Exercise inputs |
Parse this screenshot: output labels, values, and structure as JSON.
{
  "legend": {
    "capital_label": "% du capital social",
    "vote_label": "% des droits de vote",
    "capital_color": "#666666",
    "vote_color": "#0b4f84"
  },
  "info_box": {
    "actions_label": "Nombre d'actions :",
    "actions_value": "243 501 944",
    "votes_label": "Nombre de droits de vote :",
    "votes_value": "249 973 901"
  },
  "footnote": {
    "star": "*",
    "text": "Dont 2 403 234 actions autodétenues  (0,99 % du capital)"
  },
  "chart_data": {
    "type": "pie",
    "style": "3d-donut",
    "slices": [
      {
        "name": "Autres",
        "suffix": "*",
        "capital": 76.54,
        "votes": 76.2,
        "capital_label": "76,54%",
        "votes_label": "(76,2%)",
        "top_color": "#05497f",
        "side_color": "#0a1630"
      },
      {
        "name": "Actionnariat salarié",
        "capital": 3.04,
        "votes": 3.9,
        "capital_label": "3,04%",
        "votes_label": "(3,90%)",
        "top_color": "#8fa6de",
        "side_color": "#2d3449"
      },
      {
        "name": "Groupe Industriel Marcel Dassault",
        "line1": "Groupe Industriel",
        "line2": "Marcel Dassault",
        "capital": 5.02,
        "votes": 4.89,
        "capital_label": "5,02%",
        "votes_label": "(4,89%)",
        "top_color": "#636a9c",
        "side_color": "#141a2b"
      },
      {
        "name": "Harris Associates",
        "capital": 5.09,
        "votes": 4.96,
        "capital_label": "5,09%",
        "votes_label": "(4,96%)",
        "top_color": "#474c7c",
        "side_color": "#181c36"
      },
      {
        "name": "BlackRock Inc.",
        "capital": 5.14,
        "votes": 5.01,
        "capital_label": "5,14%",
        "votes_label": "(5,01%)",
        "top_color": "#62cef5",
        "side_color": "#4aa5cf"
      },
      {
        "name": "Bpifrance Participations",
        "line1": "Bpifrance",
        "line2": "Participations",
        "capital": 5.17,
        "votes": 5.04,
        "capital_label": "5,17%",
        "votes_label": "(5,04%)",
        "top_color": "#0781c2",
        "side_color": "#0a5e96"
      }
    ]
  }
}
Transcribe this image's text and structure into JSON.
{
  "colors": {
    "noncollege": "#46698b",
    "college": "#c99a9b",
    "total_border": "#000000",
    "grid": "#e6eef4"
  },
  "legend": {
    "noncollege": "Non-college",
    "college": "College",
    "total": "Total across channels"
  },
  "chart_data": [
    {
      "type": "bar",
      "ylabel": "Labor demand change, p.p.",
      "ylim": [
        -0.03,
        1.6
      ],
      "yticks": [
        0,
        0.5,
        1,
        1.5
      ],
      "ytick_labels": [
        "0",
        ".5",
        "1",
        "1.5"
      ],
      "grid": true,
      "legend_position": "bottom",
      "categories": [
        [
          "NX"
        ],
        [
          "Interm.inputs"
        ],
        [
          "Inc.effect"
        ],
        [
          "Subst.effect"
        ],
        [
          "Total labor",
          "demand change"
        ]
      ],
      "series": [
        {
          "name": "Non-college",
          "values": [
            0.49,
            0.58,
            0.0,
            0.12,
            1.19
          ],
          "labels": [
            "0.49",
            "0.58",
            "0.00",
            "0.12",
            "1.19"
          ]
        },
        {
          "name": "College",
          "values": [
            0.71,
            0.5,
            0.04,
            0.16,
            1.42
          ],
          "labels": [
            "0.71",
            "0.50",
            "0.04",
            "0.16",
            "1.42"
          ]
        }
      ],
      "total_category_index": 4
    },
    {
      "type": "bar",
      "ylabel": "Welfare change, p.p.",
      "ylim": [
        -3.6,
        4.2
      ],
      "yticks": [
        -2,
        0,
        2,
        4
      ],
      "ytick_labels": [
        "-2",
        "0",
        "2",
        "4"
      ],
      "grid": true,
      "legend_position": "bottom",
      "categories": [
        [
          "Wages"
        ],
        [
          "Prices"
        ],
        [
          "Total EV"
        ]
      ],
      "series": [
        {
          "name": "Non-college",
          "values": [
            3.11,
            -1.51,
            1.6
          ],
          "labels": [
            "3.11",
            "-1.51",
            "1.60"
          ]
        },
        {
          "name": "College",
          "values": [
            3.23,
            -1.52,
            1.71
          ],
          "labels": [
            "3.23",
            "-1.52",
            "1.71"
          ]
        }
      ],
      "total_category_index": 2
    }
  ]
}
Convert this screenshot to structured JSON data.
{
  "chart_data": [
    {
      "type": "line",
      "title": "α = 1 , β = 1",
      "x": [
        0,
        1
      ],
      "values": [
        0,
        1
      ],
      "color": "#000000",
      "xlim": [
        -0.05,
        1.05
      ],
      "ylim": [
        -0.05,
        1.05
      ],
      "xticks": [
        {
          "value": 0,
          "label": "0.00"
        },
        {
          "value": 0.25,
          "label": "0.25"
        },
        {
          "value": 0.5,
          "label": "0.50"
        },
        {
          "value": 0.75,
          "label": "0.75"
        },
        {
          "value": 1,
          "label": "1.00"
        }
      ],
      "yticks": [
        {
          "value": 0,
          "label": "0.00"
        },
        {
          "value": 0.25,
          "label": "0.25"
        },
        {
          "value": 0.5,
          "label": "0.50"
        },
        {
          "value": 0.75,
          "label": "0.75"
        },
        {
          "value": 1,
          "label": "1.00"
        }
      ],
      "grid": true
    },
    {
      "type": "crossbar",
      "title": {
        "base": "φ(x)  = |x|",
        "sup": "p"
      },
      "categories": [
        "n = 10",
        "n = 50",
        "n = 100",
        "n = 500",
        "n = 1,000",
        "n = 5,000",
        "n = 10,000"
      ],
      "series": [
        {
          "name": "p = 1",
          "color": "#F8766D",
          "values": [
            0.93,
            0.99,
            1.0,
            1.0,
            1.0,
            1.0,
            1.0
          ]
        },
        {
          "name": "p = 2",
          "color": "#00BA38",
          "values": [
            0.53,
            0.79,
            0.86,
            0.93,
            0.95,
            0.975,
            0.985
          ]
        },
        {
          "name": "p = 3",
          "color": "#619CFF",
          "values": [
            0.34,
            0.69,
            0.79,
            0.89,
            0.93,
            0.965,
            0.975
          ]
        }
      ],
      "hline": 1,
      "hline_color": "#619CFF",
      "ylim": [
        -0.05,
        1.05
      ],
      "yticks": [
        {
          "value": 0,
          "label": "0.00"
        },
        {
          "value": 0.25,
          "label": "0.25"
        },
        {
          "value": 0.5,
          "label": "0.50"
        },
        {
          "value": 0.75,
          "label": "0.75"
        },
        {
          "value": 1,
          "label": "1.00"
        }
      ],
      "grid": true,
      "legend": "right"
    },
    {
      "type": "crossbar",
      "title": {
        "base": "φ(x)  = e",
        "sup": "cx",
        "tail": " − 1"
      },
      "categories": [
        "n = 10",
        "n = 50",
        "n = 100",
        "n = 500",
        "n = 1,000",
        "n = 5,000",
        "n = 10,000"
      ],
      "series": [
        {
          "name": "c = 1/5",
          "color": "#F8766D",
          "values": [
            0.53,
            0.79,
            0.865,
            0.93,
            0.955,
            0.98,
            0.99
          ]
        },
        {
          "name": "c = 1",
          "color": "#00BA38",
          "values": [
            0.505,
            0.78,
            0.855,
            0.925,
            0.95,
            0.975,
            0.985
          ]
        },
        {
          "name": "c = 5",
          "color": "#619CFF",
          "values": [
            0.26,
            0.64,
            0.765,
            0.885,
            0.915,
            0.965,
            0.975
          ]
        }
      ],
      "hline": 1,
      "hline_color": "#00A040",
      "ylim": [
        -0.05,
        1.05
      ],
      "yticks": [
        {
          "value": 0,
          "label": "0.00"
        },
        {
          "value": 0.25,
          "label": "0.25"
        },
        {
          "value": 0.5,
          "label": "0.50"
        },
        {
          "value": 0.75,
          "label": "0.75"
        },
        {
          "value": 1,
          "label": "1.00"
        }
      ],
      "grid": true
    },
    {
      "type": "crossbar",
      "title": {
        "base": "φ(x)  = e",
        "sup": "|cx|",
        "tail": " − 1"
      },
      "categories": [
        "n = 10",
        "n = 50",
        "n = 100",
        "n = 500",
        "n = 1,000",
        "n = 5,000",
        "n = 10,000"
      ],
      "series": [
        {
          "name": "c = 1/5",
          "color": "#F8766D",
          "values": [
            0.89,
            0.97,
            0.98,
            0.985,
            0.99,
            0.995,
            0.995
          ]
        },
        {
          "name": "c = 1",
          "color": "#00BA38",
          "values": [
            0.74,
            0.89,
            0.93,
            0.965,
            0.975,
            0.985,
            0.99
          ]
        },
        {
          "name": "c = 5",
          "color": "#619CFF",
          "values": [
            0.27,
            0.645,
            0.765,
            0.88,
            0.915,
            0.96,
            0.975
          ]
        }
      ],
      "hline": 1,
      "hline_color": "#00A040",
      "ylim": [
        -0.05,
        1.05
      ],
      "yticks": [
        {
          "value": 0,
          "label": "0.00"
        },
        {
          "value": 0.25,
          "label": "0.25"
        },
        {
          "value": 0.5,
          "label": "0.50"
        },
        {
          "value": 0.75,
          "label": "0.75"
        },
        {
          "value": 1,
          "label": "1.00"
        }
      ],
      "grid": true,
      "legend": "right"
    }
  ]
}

Written instruction | Show every line above in which the word "Dassault" occurs.

Response to the task |
        "name": "Groupe Industriel Marcel Dassault",
        "line2": "Marcel Dassault",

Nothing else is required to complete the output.